- Brief -
Write the data out again, character for character, with no images.
╭─ Provided records
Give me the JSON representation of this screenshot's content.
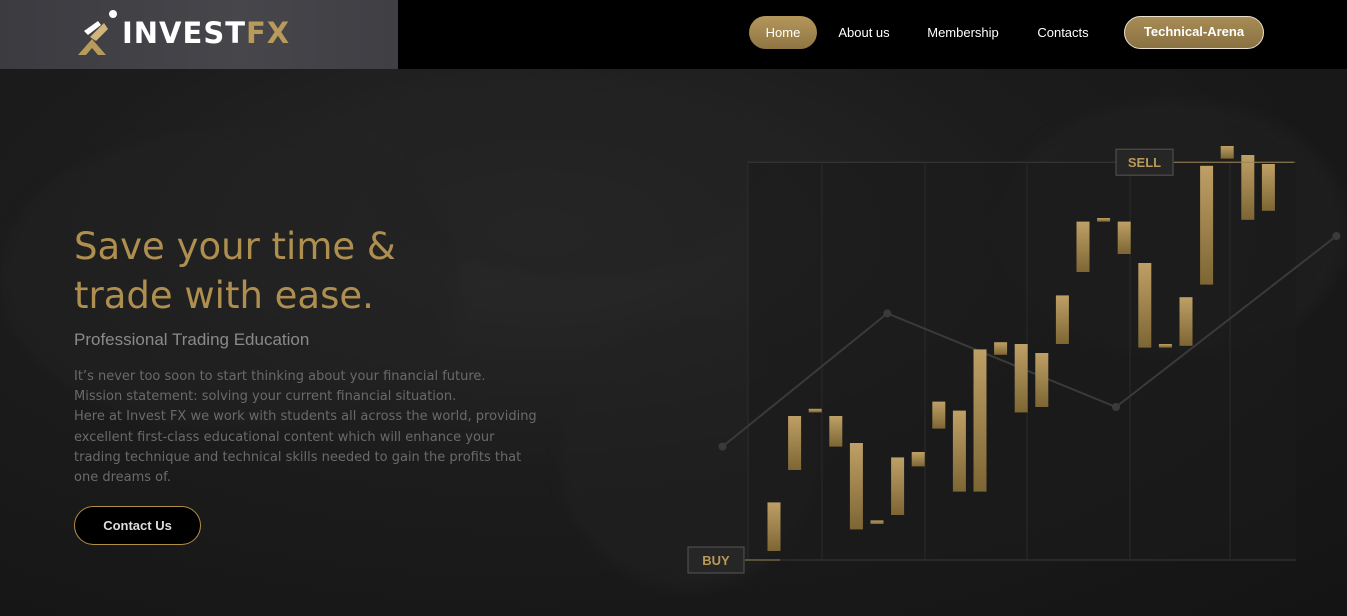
{
  "brand": {
    "name_main": "INVEST",
    "name_accent": "FX",
    "accent_color": "#b89a5a",
    "icon": "invest-fx-logo-icon"
  },
  "nav": {
    "items": [
      {
        "label": "Home",
        "active": true
      },
      {
        "label": "About us",
        "active": false
      },
      {
        "label": "Membership",
        "active": false
      },
      {
        "label": "Contacts",
        "active": false
      },
      {
        "label": "Technical-Arena",
        "active": false,
        "highlighted": true
      }
    ]
  },
  "hero": {
    "title_line1": "Save your time &",
    "title_line2": "trade with ease.",
    "subtitle": "Professional Trading Education",
    "description_lines": [
      "It’s never too soon to start thinking about your financial future.",
      "Mission statement: solving your current financial situation.",
      "Here at Invest FX we work with students all across the world, providing",
      "excellent first-class educational content which will enhance your",
      "trading technique and technical skills needed to gain the profits that",
      "one dreams of."
    ],
    "cta_label": "Contact Us"
  },
  "chart_labels": {
    "sell": "SELL",
    "buy": "BUY"
  },
  "chart_data": {
    "type": "candlestick",
    "candles": [
      {
        "open": 5,
        "close": 32
      },
      {
        "open": 50,
        "close": 80
      },
      {
        "open": 82,
        "close": 84
      },
      {
        "open": 63,
        "close": 80
      },
      {
        "open": 17,
        "close": 65
      },
      {
        "open": 20,
        "close": 22
      },
      {
        "open": 25,
        "close": 57
      },
      {
        "open": 52,
        "close": 60
      },
      {
        "open": 73,
        "close": 88
      },
      {
        "open": 38,
        "close": 83
      },
      {
        "open": 38,
        "close": 117
      },
      {
        "open": 114,
        "close": 121
      },
      {
        "open": 82,
        "close": 120
      },
      {
        "open": 85,
        "close": 115
      },
      {
        "open": 120,
        "close": 147
      },
      {
        "open": 160,
        "close": 188
      },
      {
        "open": 188,
        "close": 190
      },
      {
        "open": 170,
        "close": 188
      },
      {
        "open": 118,
        "close": 165
      },
      {
        "open": 118,
        "close": 120
      },
      {
        "open": 119,
        "close": 146
      },
      {
        "open": 153,
        "close": 219
      },
      {
        "open": 223,
        "close": 230
      },
      {
        "open": 189,
        "close": 225
      },
      {
        "open": 194,
        "close": 220
      }
    ],
    "trend_line": [
      {
        "i": -2.5,
        "v": 63
      },
      {
        "i": 5.5,
        "v": 137
      },
      {
        "i": 16.6,
        "v": 85
      },
      {
        "i": 27.3,
        "v": 180
      }
    ],
    "buy_level": 0,
    "sell_level": 221,
    "ylim": [
      -10,
      235
    ]
  }
}
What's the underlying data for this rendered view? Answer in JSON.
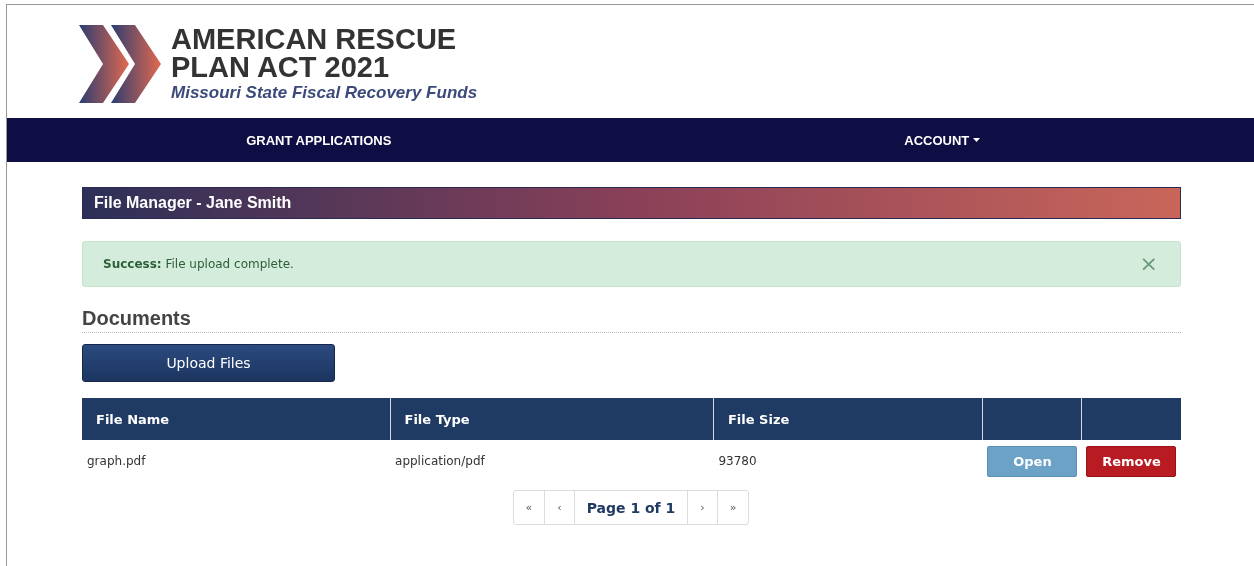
{
  "logo": {
    "line_1": "AMERICAN RESCUE",
    "line_2": "PLAN ACT 2021",
    "subtitle": "Missouri State Fiscal Recovery Funds"
  },
  "nav": [
    {
      "label": "GRANT APPLICATIONS",
      "dropdown": false
    },
    {
      "label": "ACCOUNT",
      "dropdown": true
    }
  ],
  "panel_title": "File Manager - Jane Smith",
  "alert": {
    "message": "**Success:** File upload complete.",
    "close": "×"
  },
  "documents": {
    "heading": "Documents",
    "upload_button": "Upload Files",
    "columns": [
      "File Name",
      "File Type",
      "File Size",
      "",
      ""
    ],
    "rows": [
      {
        "file_name": "graph.pdf",
        "file_type": "application/pdf",
        "file_size": "93780",
        "actions": [
          {
            "label": "Open",
            "kind": "open"
          },
          {
            "label": "Remove",
            "kind": "remove"
          }
        ]
      }
    ]
  },
  "pagination": [
    {
      "label": "«",
      "kind": "arrow"
    },
    {
      "label": "‹",
      "kind": "arrow"
    },
    {
      "label": "Page 1 of 1",
      "kind": "current"
    },
    {
      "label": "›",
      "kind": "arrow"
    },
    {
      "label": "»",
      "kind": "arrow"
    }
  ]
}
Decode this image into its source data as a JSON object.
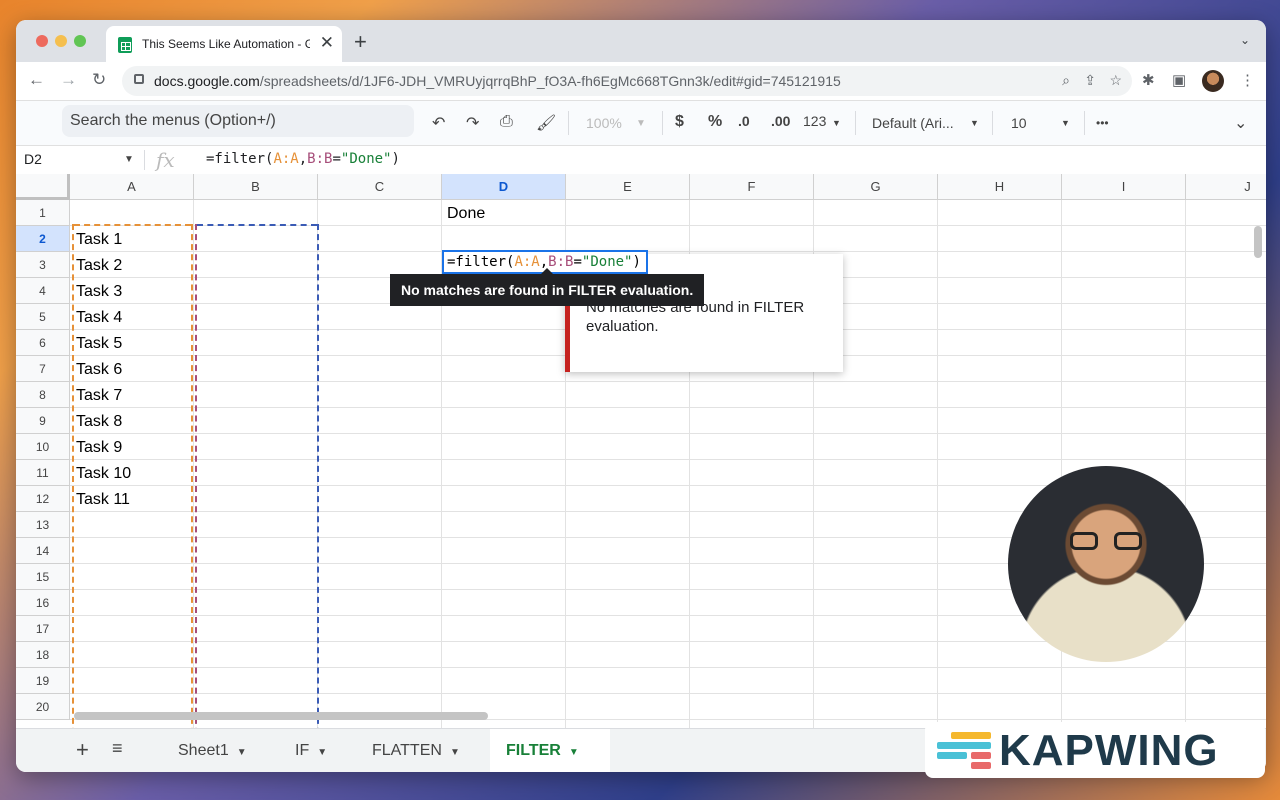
{
  "browser": {
    "tab_title": "This Seems Like Automation - G",
    "tab_close": "✕",
    "new_tab": "+",
    "url_host": "docs.google.com",
    "url_path": "/spreadsheets/d/1JF6-JDH_VMRUyjqrrqBhP_fO3A-fh6EgMc668TGnn3k/edit#gid=745121915"
  },
  "toolbar": {
    "search_menus": "Search the menus (Option+/)",
    "zoom": "100%",
    "currency": "$",
    "percent": "%",
    "dec_decrease": ".0",
    "dec_increase": ".00",
    "format_123": "123",
    "font": "Default (Ari...",
    "font_size": "10",
    "more": "•••"
  },
  "formula_bar": {
    "name_box": "D2",
    "fx": "fx",
    "formula_prefix": "=filter(",
    "formula_a": "A:A",
    "formula_comma": ",",
    "formula_b": "B:B",
    "formula_eq": "=",
    "formula_str": "\"Done\"",
    "formula_close": ")"
  },
  "grid": {
    "columns": [
      "A",
      "B",
      "C",
      "D",
      "E",
      "F",
      "G",
      "H",
      "I",
      "J"
    ],
    "selected_column": "D",
    "rows": [
      "1",
      "2",
      "3",
      "4",
      "5",
      "6",
      "7",
      "8",
      "9",
      "10",
      "11",
      "12",
      "13",
      "14",
      "15",
      "16",
      "17",
      "18",
      "19",
      "20"
    ],
    "selected_row": "2",
    "column_a": [
      "",
      "Task 1",
      "Task 2",
      "Task 3",
      "Task 4",
      "Task 5",
      "Task 6",
      "Task 7",
      "Task 8",
      "Task 9",
      "Task 10",
      "Task 11"
    ],
    "d1": "Done"
  },
  "error_tooltip": "No matches are found in FILTER evaluation.",
  "error_card": "No matches are found in FILTER evaluation.",
  "sheets": {
    "tabs": [
      "Sheet1",
      "IF",
      "FLATTEN",
      "FILTER"
    ],
    "active": "FILTER"
  },
  "watermark": "KAPWING",
  "colors": {
    "accent_blue": "#1a73e8",
    "range_a": "#e69138",
    "range_b": "#a64d79",
    "string_green": "#188038",
    "error_red": "#c5221f"
  }
}
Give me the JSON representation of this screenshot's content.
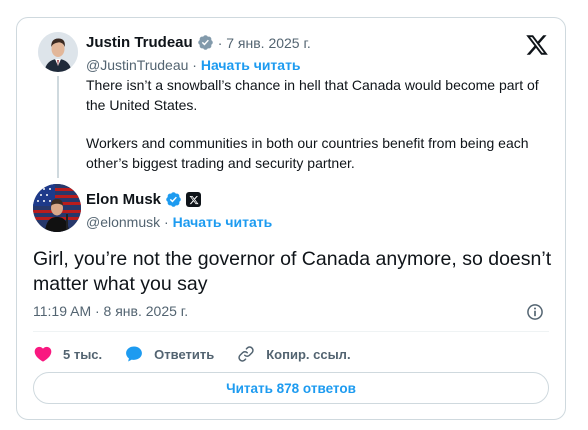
{
  "quoted_tweet": {
    "author_name": "Justin Trudeau",
    "date": "· 7 янв. 2025 г.",
    "handle": "@JustinTrudeau",
    "separator": " · ",
    "follow_label": "Начать читать",
    "paragraphs": [
      "There isn’t a snowball’s chance in hell that Canada would become part of the United States.",
      "Workers and communities in both our countries benefit from being each other’s biggest trading and security partner."
    ]
  },
  "main_tweet": {
    "author_name": "Elon Musk",
    "handle": "@elonmusk",
    "separator": " · ",
    "follow_label": "Начать читать",
    "text": "Girl, you’re not the governor of Canada anymore, so doesn’t matter what you say",
    "timestamp": "11:19 AM · 8 янв. 2025 г."
  },
  "actions": {
    "like_count": "5 тыс.",
    "reply_label": "Ответить",
    "copy_link_label": "Копир. ссыл."
  },
  "read_replies_label": "Читать 878 ответов",
  "colors": {
    "accent": "#1d9bf0",
    "like": "#f91880",
    "secondary_text": "#536471",
    "border": "#cfd9de"
  }
}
╰─
- Result of this task -
Give me the JSON representation of this screenshot's content.
{
  "brand": {
    "name_main": "INVEST",
    "name_accent": "FX",
    "accent_color": "#b89a5a",
    "icon": "invest-fx-logo-icon"
  },
  "nav": {
    "items": [
      {
        "label": "Home",
        "active": true
      },
      {
        "label": "About us",
        "active": false
      },
      {
        "label": "Membership",
        "active": false
      },
      {
        "label": "Contacts",
        "active": false
      },
      {
        "label": "Technical-Arena",
        "active": false,
        "highlighted": true
      }
    ]
  },
  "hero": {
    "title_line1": "Save your time &",
    "title_line2": "trade with ease.",
    "subtitle": "Professional Trading Education",
    "description_lines": [
      "It’s never too soon to start thinking about your financial future.",
      "Mission statement: solving your current financial situation.",
      "Here at Invest FX we work with students all across the world, providing",
      "excellent first-class educational content which will enhance your",
      "trading technique and technical skills needed to gain the profits that",
      "one dreams of."
    ],
    "cta_label": "Contact Us"
  },
  "chart_labels": {
    "sell": "SELL",
    "buy": "BUY"
  },
  "chart_data": {
    "type": "candlestick",
    "candles": [
      {
        "open": 5,
        "close": 32
      },
      {
        "open": 50,
        "close": 80
      },
      {
        "open": 82,
        "close": 84
      },
      {
        "open": 63,
        "close": 80
      },
      {
        "open": 17,
        "close": 65
      },
      {
        "open": 20,
        "close": 22
      },
      {
        "open": 25,
        "close": 57
      },
      {
        "open": 52,
        "close": 60
      },
      {
        "open": 73,
        "close": 88
      },
      {
        "open": 38,
        "close": 83
      },
      {
        "open": 38,
        "close": 117
      },
      {
        "open": 114,
        "close": 121
      },
      {
        "open": 82,
        "close": 120
      },
      {
        "open": 85,
        "close": 115
      },
      {
        "open": 120,
        "close": 147
      },
      {
        "open": 160,
        "close": 188
      },
      {
        "open": 188,
        "close": 190
      },
      {
        "open": 170,
        "close": 188
      },
      {
        "open": 118,
        "close": 165
      },
      {
        "open": 118,
        "close": 120
      },
      {
        "open": 119,
        "close": 146
      },
      {
        "open": 153,
        "close": 219
      },
      {
        "open": 223,
        "close": 230
      },
      {
        "open": 189,
        "close": 225
      },
      {
        "open": 194,
        "close": 220
      }
    ],
    "trend_line": [
      {
        "i": -2.5,
        "v": 63
      },
      {
        "i": 5.5,
        "v": 137
      },
      {
        "i": 16.6,
        "v": 85
      },
      {
        "i": 27.3,
        "v": 180
      }
    ],
    "buy_level": 0,
    "sell_level": 221,
    "ylim": [
      -10,
      235
    ]
  }
}
What's the underlying data for this rendered view? Answer in JSON.
{
  "logo": {
    "line_1": "AMERICAN RESCUE",
    "line_2": "PLAN ACT 2021",
    "subtitle": "Missouri State Fiscal Recovery Funds"
  },
  "nav": [
    {
      "label": "GRANT APPLICATIONS",
      "dropdown": false
    },
    {
      "label": "ACCOUNT",
      "dropdown": true
    }
  ],
  "panel_title": "File Manager - Jane Smith",
  "alert": {
    "message": "**Success:** File upload complete.",
    "close": "×"
  },
  "documents": {
    "heading": "Documents",
    "upload_button": "Upload Files",
    "columns": [
      "File Name",
      "File Type",
      "File Size",
      "",
      ""
    ],
    "rows": [
      {
        "file_name": "graph.pdf",
        "file_type": "application/pdf",
        "file_size": "93780",
        "actions": [
          {
            "label": "Open",
            "kind": "open"
          },
          {
            "label": "Remove",
            "kind": "remove"
          }
        ]
      }
    ]
  },
  "pagination": [
    {
      "label": "«",
      "kind": "arrow"
    },
    {
      "label": "‹",
      "kind": "arrow"
    },
    {
      "label": "Page 1 of 1",
      "kind": "current"
    },
    {
      "label": "›",
      "kind": "arrow"
    },
    {
      "label": "»",
      "kind": "arrow"
    }
  ]
}
Decode this image into its source data as a JSON object.
{
  "browser": {
    "tab_title": "This Seems Like Automation - G",
    "tab_close": "✕",
    "new_tab": "+",
    "url_host": "docs.google.com",
    "url_path": "/spreadsheets/d/1JF6-JDH_VMRUyjqrrqBhP_fO3A-fh6EgMc668TGnn3k/edit#gid=745121915"
  },
  "toolbar": {
    "search_menus": "Search the menus (Option+/)",
    "zoom": "100%",
    "currency": "$",
    "percent": "%",
    "dec_decrease": ".0",
    "dec_increase": ".00",
    "format_123": "123",
    "font": "Default (Ari...",
    "font_size": "10",
    "more": "•••"
  },
  "formula_bar": {
    "name_box": "D2",
    "fx": "fx",
    "formula_prefix": "=filter(",
    "formula_a": "A:A",
    "formula_comma": ",",
    "formula_b": "B:B",
    "formula_eq": "=",
    "formula_str": "\"Done\"",
    "formula_close": ")"
  },
  "grid": {
    "columns": [
      "A",
      "B",
      "C",
      "D",
      "E",
      "F",
      "G",
      "H",
      "I",
      "J"
    ],
    "selected_column": "D",
    "rows": [
      "1",
      "2",
      "3",
      "4",
      "5",
      "6",
      "7",
      "8",
      "9",
      "10",
      "11",
      "12",
      "13",
      "14",
      "15",
      "16",
      "17",
      "18",
      "19",
      "20"
    ],
    "selected_row": "2",
    "column_a": [
      "",
      "Task 1",
      "Task 2",
      "Task 3",
      "Task 4",
      "Task 5",
      "Task 6",
      "Task 7",
      "Task 8",
      "Task 9",
      "Task 10",
      "Task 11"
    ],
    "d1": "Done"
  },
  "error_tooltip": "No matches are found in FILTER evaluation.",
  "error_card": "No matches are found in FILTER evaluation.",
  "sheets": {
    "tabs": [
      "Sheet1",
      "IF",
      "FLATTEN",
      "FILTER"
    ],
    "active": "FILTER"
  },
  "watermark": "KAPWING",
  "colors": {
    "accent_blue": "#1a73e8",
    "range_a": "#e69138",
    "range_b": "#a64d79",
    "string_green": "#188038",
    "error_red": "#c5221f"
  }
}
Give me the JSON representation of this screenshot's content.
{
  "quoted_tweet": {
    "author_name": "Justin Trudeau",
    "date": "· 7 янв. 2025 г.",
    "handle": "@JustinTrudeau",
    "separator": " · ",
    "follow_label": "Начать читать",
    "paragraphs": [
      "There isn’t a snowball’s chance in hell that Canada would become part of the United States.",
      "Workers and communities in both our countries benefit from being each other’s biggest trading and security partner."
    ]
  },
  "main_tweet": {
    "author_name": "Elon Musk",
    "handle": "@elonmusk",
    "separator": " · ",
    "follow_label": "Начать читать",
    "text": "Girl, you’re not the governor of Canada anymore, so doesn’t matter what you say",
    "timestamp": "11:19 AM · 8 янв. 2025 г."
  },
  "actions": {
    "like_count": "5 тыс.",
    "reply_label": "Ответить",
    "copy_link_label": "Копир. ссыл."
  },
  "read_replies_label": "Читать 878 ответов",
  "colors": {
    "accent": "#1d9bf0",
    "like": "#f91880",
    "secondary_text": "#536471",
    "border": "#cfd9de"
  }
}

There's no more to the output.